● Provided text:
[start]
Well, normally I reside on "your side of the fence."  That is to say,
that I would prefer to have a 15 MIP SPARC box over an 030 based
box given similar pricing.  This is fine for people with a somewhat
technical background, as they can get used to dealing with unix, shell
programming, C programming, etc.  However, I would speculate that 75%
of the people who use computers have no idea what those things are,
and even a smaller percentage that do know what they are would be able
to cope well with the task.  I think products like the Amiga 3000
are aimed at that grey area of people in between.  The machine is
simple enough to use that you can pop off-the-shelf software in and
use it, but at the same time it offers the ability to run unix
if you want/need it.  I would think that very few people actually
WANT unix and  even fewer need it.  However, it is "nice" that
it will be available.

All this talk about the 3000UX being a workstation is a little
on the silly side (though I have done it myself in the past <blush>).
Anyone who really needs a workstation will probably go out and
buy a Sun/Apollo/etc.  The markets are very different.  You don't
buy a Corvette to haul logs, and you don't buy a pickup to race
around the track.

Best regards and happy holidays,

Chris

------------------------------+---------------------------
Chris Mauritz                 |D{r det finns en |l, finns
cmm1@cunixa.cc.columbia.edu   |det en plan!
(c)All rights reserved.       |
Send flames to /dev/null      |
------------------------------+---------------------------

rg20+@andrew.cmu.edu (Rick Francis Golembiewski) (12/15/90)

>I just had a talk with one of our system administrators here, and I told him
>about the A3000UX.  He told me that Sun came out with a workstation that was
>286 based and ran Unix along with PC's in windows that multitasked.  I don't
>know of the model number, but he said they didn't sell, and Sun discontinued.
[end]
● Stated problem A: Rewrite the Amiga 3000 text, covering everything from "(c)All rights reserved." down to "and Sun discontinued.", and substitute "Apollo" for each occurrence of "Sun".
● Stated problem B: In the Amiga 3000 text, what share of people who use computers does the writer speculate have no idea what unix, shell programming and C programming are?
The material after this point comes from a different source.

● Provided data:
[start]
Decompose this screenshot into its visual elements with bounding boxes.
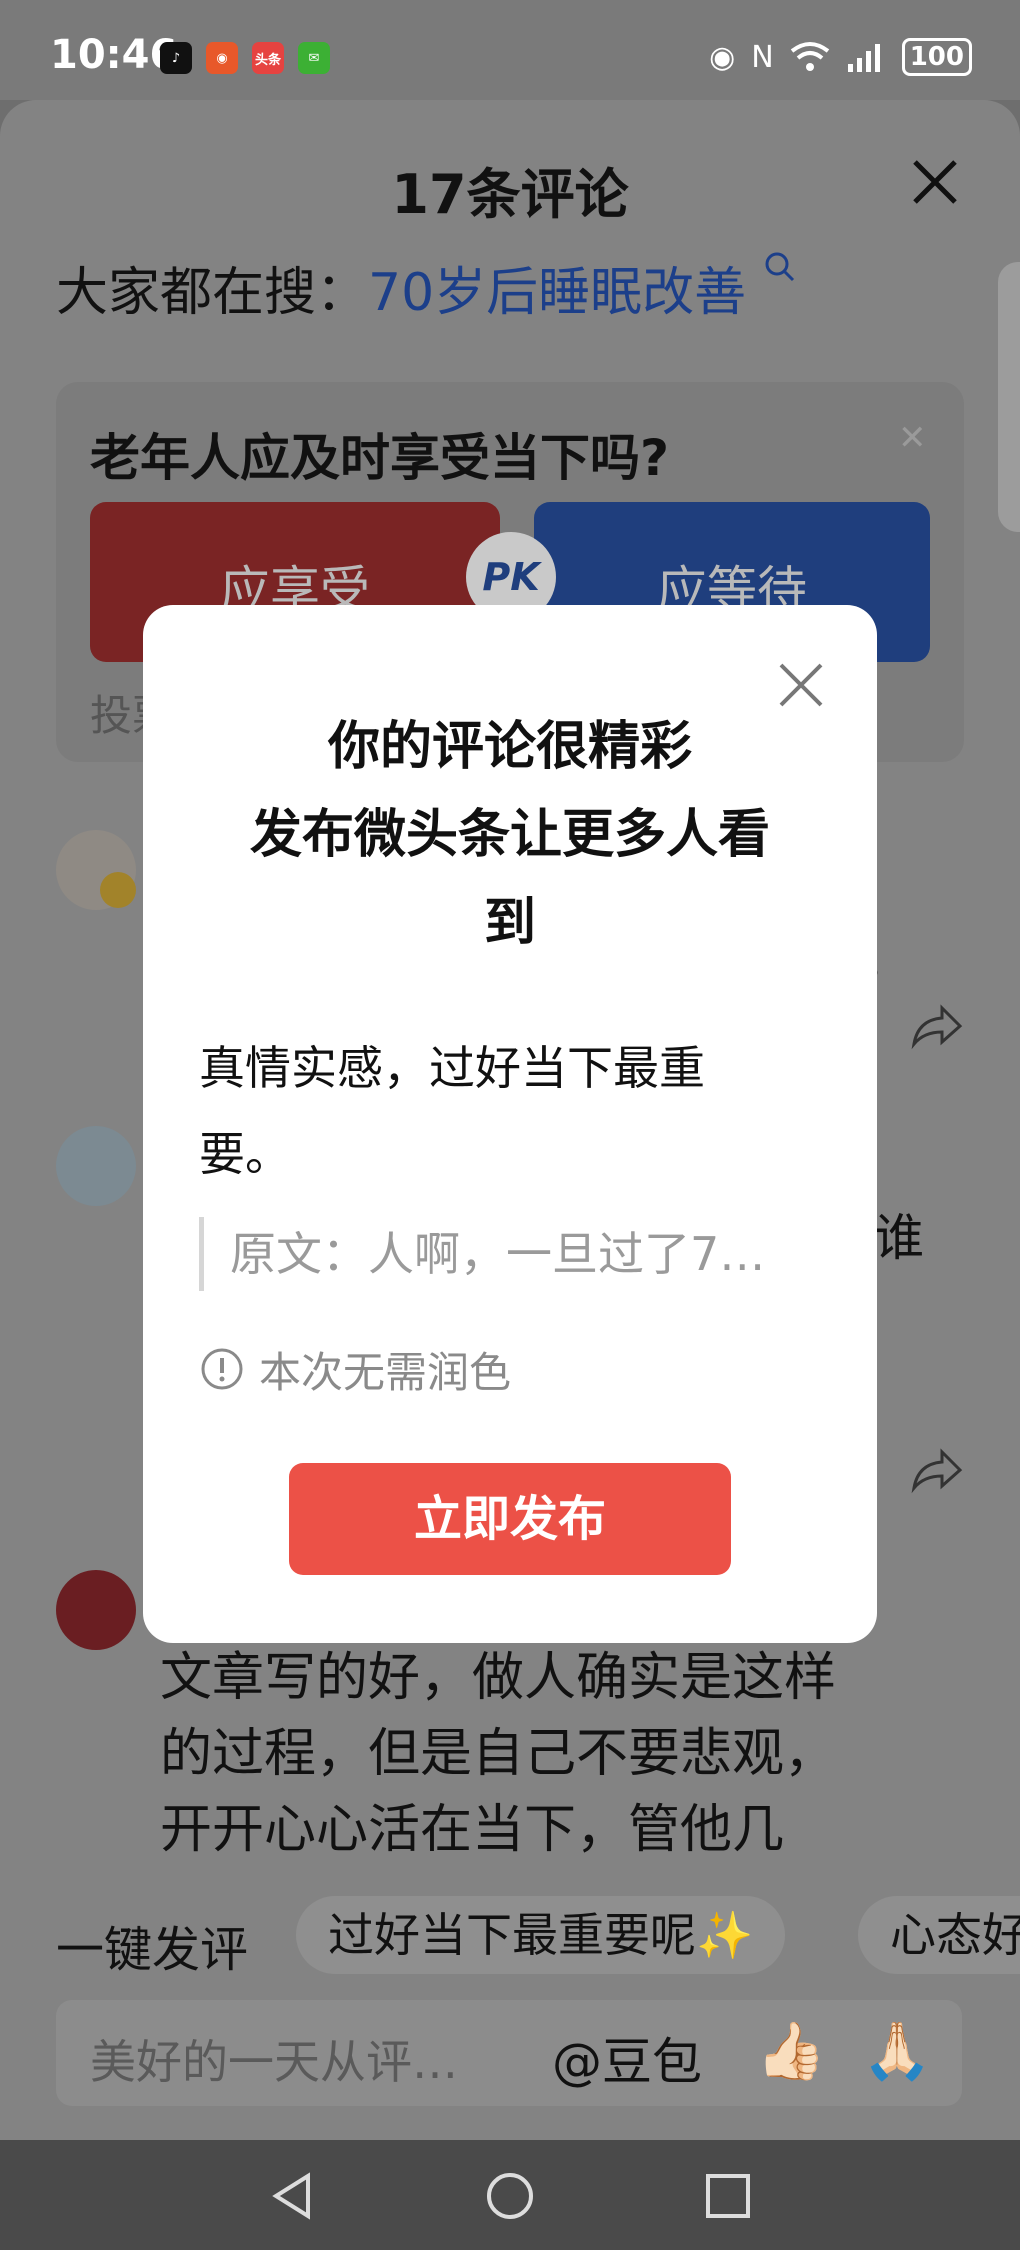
[end]
● Solution A:
(c)All rights reserved.       |
Send flames to /dev/null      |
------------------------------+---------------------------

rg20+@andrew.cmu.edu (Rick Francis Golembiewski) (12/15/90)

>I just had a talk with one of our system administrators here, and I told him
>about the A3000UX.  He told me that Apollo came out with a workstation that was
>286 based and ran Unix along with PC's in windows that multitasked.  I don't
>know of the model number, but he said they didn't sell, and Apollo discontinued.

● Solution B: 75%